(Dataset records)
** Start **
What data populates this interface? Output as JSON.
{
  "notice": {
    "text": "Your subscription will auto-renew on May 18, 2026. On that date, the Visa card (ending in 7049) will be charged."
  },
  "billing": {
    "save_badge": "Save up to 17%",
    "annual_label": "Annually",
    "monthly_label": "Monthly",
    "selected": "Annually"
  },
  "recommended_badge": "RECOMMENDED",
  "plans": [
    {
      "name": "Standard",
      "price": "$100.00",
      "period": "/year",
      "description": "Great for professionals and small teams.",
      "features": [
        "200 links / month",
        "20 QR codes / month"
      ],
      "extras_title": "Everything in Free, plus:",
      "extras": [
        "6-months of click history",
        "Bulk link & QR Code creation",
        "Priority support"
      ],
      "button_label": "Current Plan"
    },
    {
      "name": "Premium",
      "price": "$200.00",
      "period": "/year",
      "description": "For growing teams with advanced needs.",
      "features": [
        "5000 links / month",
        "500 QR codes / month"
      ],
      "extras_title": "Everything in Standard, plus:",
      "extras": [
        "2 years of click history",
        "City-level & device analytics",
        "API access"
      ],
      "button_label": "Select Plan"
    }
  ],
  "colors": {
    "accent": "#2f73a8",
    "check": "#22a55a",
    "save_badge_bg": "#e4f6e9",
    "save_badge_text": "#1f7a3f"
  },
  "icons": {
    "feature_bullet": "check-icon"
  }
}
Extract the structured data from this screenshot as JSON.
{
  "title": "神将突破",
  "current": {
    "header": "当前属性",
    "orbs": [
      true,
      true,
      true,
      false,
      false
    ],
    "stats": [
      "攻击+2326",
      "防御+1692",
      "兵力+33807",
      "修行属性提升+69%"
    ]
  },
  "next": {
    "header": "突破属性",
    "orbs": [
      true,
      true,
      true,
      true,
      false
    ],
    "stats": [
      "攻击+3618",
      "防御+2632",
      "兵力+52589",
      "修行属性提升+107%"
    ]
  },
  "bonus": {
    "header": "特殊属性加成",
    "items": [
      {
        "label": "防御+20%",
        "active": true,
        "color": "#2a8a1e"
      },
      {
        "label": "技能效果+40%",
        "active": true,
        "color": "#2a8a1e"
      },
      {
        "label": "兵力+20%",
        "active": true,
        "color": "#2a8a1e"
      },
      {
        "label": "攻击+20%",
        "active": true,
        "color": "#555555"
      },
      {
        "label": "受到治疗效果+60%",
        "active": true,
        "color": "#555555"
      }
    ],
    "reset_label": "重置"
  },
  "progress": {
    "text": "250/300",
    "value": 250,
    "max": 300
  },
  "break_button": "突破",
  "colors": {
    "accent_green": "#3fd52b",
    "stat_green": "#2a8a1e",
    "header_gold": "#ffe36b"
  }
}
** End **
__Aim__
Report the number of lines of the listing above that hold the string "click", with no other text.

__Solution to this task__
2